* WHAT IS ASKED
Look through the lines of the material and count those containing "root". Give that count alone.

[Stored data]

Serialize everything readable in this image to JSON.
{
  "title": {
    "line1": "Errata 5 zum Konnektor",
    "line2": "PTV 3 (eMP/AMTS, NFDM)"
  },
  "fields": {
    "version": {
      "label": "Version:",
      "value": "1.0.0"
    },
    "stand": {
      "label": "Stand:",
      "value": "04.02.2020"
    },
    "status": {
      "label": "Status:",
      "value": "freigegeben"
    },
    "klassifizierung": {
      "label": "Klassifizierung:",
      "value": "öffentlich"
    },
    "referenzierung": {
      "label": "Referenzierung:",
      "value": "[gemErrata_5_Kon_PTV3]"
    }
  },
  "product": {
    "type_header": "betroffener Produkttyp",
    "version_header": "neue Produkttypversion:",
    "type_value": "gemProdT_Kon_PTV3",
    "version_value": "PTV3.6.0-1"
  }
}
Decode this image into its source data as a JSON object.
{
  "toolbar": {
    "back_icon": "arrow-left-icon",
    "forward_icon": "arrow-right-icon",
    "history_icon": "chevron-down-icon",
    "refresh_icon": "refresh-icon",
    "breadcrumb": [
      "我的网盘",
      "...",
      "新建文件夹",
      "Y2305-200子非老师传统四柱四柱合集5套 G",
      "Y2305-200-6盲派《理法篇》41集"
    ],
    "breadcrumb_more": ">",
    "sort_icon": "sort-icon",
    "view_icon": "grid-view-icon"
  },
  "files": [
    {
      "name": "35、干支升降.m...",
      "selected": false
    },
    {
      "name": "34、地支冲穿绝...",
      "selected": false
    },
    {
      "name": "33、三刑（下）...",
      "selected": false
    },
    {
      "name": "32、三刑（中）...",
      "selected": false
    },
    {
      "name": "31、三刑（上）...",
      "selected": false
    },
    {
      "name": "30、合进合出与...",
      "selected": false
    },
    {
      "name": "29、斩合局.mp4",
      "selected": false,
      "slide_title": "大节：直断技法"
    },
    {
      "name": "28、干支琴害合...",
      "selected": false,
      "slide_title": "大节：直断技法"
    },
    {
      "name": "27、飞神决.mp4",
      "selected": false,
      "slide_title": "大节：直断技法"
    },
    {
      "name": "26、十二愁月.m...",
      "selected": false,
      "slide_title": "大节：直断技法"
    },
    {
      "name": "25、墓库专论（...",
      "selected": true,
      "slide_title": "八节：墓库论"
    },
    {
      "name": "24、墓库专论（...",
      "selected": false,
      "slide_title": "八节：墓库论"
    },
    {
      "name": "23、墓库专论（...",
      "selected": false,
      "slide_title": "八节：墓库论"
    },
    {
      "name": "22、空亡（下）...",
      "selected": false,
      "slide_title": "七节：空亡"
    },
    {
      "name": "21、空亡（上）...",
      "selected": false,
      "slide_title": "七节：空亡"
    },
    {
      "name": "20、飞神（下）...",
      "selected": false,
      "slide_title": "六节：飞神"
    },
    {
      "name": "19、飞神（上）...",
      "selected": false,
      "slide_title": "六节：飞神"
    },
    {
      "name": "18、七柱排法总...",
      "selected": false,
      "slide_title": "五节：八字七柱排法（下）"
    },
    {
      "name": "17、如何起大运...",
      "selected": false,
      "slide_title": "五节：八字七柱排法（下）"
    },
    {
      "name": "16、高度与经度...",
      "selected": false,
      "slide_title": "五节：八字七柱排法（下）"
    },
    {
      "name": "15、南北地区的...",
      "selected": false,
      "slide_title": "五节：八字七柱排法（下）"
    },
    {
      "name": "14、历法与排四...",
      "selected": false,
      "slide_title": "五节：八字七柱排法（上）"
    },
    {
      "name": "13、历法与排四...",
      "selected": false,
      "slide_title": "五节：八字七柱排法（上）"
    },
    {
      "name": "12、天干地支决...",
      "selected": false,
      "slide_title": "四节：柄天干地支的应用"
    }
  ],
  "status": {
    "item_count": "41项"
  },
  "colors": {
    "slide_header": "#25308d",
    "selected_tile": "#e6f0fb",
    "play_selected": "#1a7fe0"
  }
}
...
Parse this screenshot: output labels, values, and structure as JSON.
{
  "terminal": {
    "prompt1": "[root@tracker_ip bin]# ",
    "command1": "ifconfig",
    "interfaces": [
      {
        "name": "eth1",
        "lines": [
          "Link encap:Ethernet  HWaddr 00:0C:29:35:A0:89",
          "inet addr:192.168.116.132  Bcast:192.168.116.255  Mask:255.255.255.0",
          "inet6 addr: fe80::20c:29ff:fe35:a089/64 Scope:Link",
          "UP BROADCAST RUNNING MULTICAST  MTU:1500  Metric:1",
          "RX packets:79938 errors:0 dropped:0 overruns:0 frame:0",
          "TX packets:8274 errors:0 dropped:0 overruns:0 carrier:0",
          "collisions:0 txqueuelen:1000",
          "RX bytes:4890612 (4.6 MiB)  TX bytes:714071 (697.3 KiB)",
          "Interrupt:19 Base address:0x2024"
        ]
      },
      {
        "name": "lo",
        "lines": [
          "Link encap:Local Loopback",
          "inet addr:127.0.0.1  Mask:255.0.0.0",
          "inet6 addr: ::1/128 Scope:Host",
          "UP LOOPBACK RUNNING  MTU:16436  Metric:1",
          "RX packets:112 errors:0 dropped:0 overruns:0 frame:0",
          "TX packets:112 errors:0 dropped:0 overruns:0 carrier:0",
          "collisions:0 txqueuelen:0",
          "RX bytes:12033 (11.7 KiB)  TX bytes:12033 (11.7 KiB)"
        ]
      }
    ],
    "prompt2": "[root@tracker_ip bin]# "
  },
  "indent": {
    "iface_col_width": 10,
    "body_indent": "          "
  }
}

* REPLY
2